(EXERCISE PROMPT):
Return, word for word, every line that follows.

** BEGIN ENTRIES **

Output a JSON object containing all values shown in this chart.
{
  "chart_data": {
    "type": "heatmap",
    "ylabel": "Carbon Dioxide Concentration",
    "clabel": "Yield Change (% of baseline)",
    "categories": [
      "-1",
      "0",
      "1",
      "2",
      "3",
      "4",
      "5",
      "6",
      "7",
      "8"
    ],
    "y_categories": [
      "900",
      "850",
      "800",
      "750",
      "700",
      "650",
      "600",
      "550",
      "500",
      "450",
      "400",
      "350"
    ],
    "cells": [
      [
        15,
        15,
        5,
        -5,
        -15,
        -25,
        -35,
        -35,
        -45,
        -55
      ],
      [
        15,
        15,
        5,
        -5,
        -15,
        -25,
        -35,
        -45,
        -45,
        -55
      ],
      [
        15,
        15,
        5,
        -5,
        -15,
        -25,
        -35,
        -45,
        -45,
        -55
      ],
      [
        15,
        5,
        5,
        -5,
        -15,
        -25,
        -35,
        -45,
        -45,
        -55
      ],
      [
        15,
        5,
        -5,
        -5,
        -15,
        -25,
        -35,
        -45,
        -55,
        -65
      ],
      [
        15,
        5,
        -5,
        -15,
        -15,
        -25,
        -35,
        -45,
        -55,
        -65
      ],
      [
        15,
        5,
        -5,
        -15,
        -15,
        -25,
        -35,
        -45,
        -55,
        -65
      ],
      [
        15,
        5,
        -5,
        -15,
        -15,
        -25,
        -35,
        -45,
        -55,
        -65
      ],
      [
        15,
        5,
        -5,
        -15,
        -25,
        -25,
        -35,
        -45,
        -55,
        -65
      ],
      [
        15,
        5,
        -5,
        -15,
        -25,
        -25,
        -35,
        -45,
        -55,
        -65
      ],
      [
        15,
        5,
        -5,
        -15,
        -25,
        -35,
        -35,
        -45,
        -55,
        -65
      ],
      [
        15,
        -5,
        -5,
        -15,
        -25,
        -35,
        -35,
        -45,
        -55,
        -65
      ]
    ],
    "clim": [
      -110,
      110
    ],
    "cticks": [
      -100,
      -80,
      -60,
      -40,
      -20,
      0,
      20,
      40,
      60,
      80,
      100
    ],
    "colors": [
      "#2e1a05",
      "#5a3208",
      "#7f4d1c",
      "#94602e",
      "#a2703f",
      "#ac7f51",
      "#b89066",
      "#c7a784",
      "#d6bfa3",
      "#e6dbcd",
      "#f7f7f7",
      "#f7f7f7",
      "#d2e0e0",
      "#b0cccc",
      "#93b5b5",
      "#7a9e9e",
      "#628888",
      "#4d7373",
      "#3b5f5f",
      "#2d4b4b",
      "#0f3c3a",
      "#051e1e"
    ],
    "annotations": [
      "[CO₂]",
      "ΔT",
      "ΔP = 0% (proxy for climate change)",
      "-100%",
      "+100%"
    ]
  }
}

** END ENTRIES **

(RIGHT ANSWER):
Output a JSON object containing all values shown in this chart.
{
  "chart_data": {
    "type": "heatmap",
    "ylabel": "Carbon Dioxide Concentration",
    "clabel": "Yield Change (% of baseline)",
    "categories": [
      "-1",
      "0",
      "1",
      "2",
      "3",
      "4",
      "5",
      "6",
      "7",
      "8"
    ],
    "y_categories": [
      "900",
      "850",
      "800",
      "750",
      "700",
      "650",
      "600",
      "550",
      "500",
      "450",
      "400",
      "350"
    ],
    "cells": [
      [
        15,
        15,
        5,
        -5,
        -15,
        -25,
        -35,
        -35,
        -45,
        -55
      ],
      [
        15,
        15,
        5,
        -5,
        -15,
        -25,
        -35,
        -45,
        -45,
        -55
      ],
      [
        15,
        15,
        5,
        -5,
        -15,
        -25,
        -35,
        -45,
        -45,
        -55
      ],
      [
        15,
        5,
        5,
        -5,
        -15,
        -25,
        -35,
        -45,
        -45,
        -55
      ],
      [
        15,
        5,
        -5,
        -5,
        -15,
        -25,
        -35,
        -45,
        -55,
        -65
      ],
      [
        15,
        5,
        -5,
        -15,
        -15,
        -25,
        -35,
        -45,
        -55,
        -65
      ],
      [
        15,
        5,
        -5,
        -15,
        -15,
        -25,
        -35,
        -45,
        -55,
        -65
      ],
      [
        15,
        5,
        -5,
        -15,
        -15,
        -25,
        -35,
        -45,
        -55,
        -65
      ],
      [
        15,
        5,
        -5,
        -15,
        -25,
        -25,
        -35,
        -45,
        -55,
        -65
      ],
      [
        15,
        5,
        -5,
        -15,
        -25,
        -25,
        -35,
        -45,
        -55,
        -65
      ],
      [
        15,
        5,
        -5,
        -15,
        -25,
        -35,
        -35,
        -45,
        -55,
        -65
      ],
      [
        15,
        -5,
        -5,
        -15,
        -25,
        -35,
        -35,
        -45,
        -55,
        -65
      ]
    ],
    "clim": [
      -110,
      110
    ],
    "cticks": [
      -100,
      -80,
      -60,
      -40,
      -20,
      0,
      20,
      40,
      60,
      80,
      100
    ],
    "colors": [
      "#2e1a05",
      "#5a3208",
      "#7f4d1c",
      "#94602e",
      "#a2703f",
      "#ac7f51",
      "#b89066",
      "#c7a784",
      "#d6bfa3",
      "#e6dbcd",
      "#f7f7f7",
      "#f7f7f7",
      "#d2e0e0",
      "#b0cccc",
      "#93b5b5",
      "#7a9e9e",
      "#628888",
      "#4d7373",
      "#3b5f5f",
      "#2d4b4b",
      "#0f3c3a",
      "#051e1e"
    ],
    "annotations": [
      "[CO₂]",
      "ΔT",
      "ΔP = 0% (proxy for climate change)",
      "-100%",
      "+100%"
    ]
  }
}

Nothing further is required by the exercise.